§ Problem to work on: Print the entries that appear below, exactly as written and without their pictures.

§ Data to process:
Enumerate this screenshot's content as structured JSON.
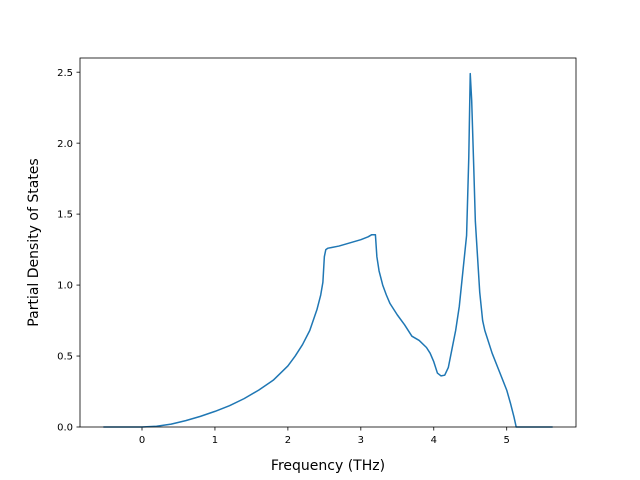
{
  "chart_data": {
    "type": "line",
    "title": "",
    "xlabel": "Frequency (THz)",
    "ylabel": "Partial Density of States",
    "xlim": [
      -0.85,
      5.95
    ],
    "ylim": [
      0.0,
      2.6
    ],
    "x_ticks": [
      0,
      1,
      2,
      3,
      4,
      5
    ],
    "x_tick_labels": [
      "0",
      "1",
      "2",
      "3",
      "4",
      "5"
    ],
    "y_ticks": [
      0.0,
      0.5,
      1.0,
      1.5,
      2.0,
      2.5
    ],
    "y_tick_labels": [
      "0.0",
      "0.5",
      "1.0",
      "1.5",
      "2.0",
      "2.5"
    ],
    "grid": false,
    "legend": "none",
    "line_color": "#1f77b4",
    "series": [
      {
        "x": [
          -0.53,
          -0.3,
          0.0,
          0.2,
          0.4,
          0.6,
          0.8,
          1.0,
          1.2,
          1.4,
          1.6,
          1.8,
          2.0,
          2.1,
          2.2,
          2.3,
          2.4,
          2.45,
          2.48,
          2.5,
          2.52,
          2.55,
          2.6,
          2.7,
          2.8,
          2.9,
          3.0,
          3.1,
          3.15,
          3.2,
          3.22,
          3.25,
          3.3,
          3.35,
          3.4,
          3.5,
          3.6,
          3.7,
          3.8,
          3.9,
          3.95,
          4.0,
          4.05,
          4.1,
          4.15,
          4.2,
          4.25,
          4.3,
          4.35,
          4.4,
          4.45,
          4.48,
          4.5,
          4.52,
          4.55,
          4.57,
          4.6,
          4.63,
          4.67,
          4.7,
          4.8,
          4.9,
          5.0,
          5.05,
          5.1,
          5.13,
          5.2,
          5.4,
          5.63
        ],
        "y": [
          0.0,
          0.0,
          0.0,
          0.005,
          0.02,
          0.045,
          0.075,
          0.11,
          0.15,
          0.2,
          0.26,
          0.33,
          0.43,
          0.5,
          0.58,
          0.68,
          0.83,
          0.93,
          1.02,
          1.2,
          1.25,
          1.26,
          1.265,
          1.275,
          1.29,
          1.305,
          1.32,
          1.34,
          1.355,
          1.355,
          1.2,
          1.1,
          1.0,
          0.93,
          0.87,
          0.79,
          0.72,
          0.64,
          0.61,
          0.56,
          0.52,
          0.46,
          0.38,
          0.36,
          0.365,
          0.42,
          0.55,
          0.68,
          0.85,
          1.1,
          1.35,
          1.9,
          2.49,
          2.3,
          1.8,
          1.45,
          1.2,
          0.95,
          0.75,
          0.68,
          0.52,
          0.39,
          0.26,
          0.17,
          0.07,
          0.0,
          0.0,
          0.0,
          0.0
        ]
      }
    ]
  }
}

§ Result for this exercise:
Enumerate this screenshot's content as structured JSON.
{
  "chart_data": {
    "type": "line",
    "title": "",
    "xlabel": "Frequency (THz)",
    "ylabel": "Partial Density of States",
    "xlim": [
      -0.85,
      5.95
    ],
    "ylim": [
      0.0,
      2.6
    ],
    "x_ticks": [
      0,
      1,
      2,
      3,
      4,
      5
    ],
    "x_tick_labels": [
      "0",
      "1",
      "2",
      "3",
      "4",
      "5"
    ],
    "y_ticks": [
      0.0,
      0.5,
      1.0,
      1.5,
      2.0,
      2.5
    ],
    "y_tick_labels": [
      "0.0",
      "0.5",
      "1.0",
      "1.5",
      "2.0",
      "2.5"
    ],
    "grid": false,
    "legend": "none",
    "line_color": "#1f77b4",
    "series": [
      {
        "x": [
          -0.53,
          -0.3,
          0.0,
          0.2,
          0.4,
          0.6,
          0.8,
          1.0,
          1.2,
          1.4,
          1.6,
          1.8,
          2.0,
          2.1,
          2.2,
          2.3,
          2.4,
          2.45,
          2.48,
          2.5,
          2.52,
          2.55,
          2.6,
          2.7,
          2.8,
          2.9,
          3.0,
          3.1,
          3.15,
          3.2,
          3.22,
          3.25,
          3.3,
          3.35,
          3.4,
          3.5,
          3.6,
          3.7,
          3.8,
          3.9,
          3.95,
          4.0,
          4.05,
          4.1,
          4.15,
          4.2,
          4.25,
          4.3,
          4.35,
          4.4,
          4.45,
          4.48,
          4.5,
          4.52,
          4.55,
          4.57,
          4.6,
          4.63,
          4.67,
          4.7,
          4.8,
          4.9,
          5.0,
          5.05,
          5.1,
          5.13,
          5.2,
          5.4,
          5.63
        ],
        "y": [
          0.0,
          0.0,
          0.0,
          0.005,
          0.02,
          0.045,
          0.075,
          0.11,
          0.15,
          0.2,
          0.26,
          0.33,
          0.43,
          0.5,
          0.58,
          0.68,
          0.83,
          0.93,
          1.02,
          1.2,
          1.25,
          1.26,
          1.265,
          1.275,
          1.29,
          1.305,
          1.32,
          1.34,
          1.355,
          1.355,
          1.2,
          1.1,
          1.0,
          0.93,
          0.87,
          0.79,
          0.72,
          0.64,
          0.61,
          0.56,
          0.52,
          0.46,
          0.38,
          0.36,
          0.365,
          0.42,
          0.55,
          0.68,
          0.85,
          1.1,
          1.35,
          1.9,
          2.49,
          2.3,
          1.8,
          1.45,
          1.2,
          0.95,
          0.75,
          0.68,
          0.52,
          0.39,
          0.26,
          0.17,
          0.07,
          0.0,
          0.0,
          0.0,
          0.0
        ]
      }
    ]
  }
}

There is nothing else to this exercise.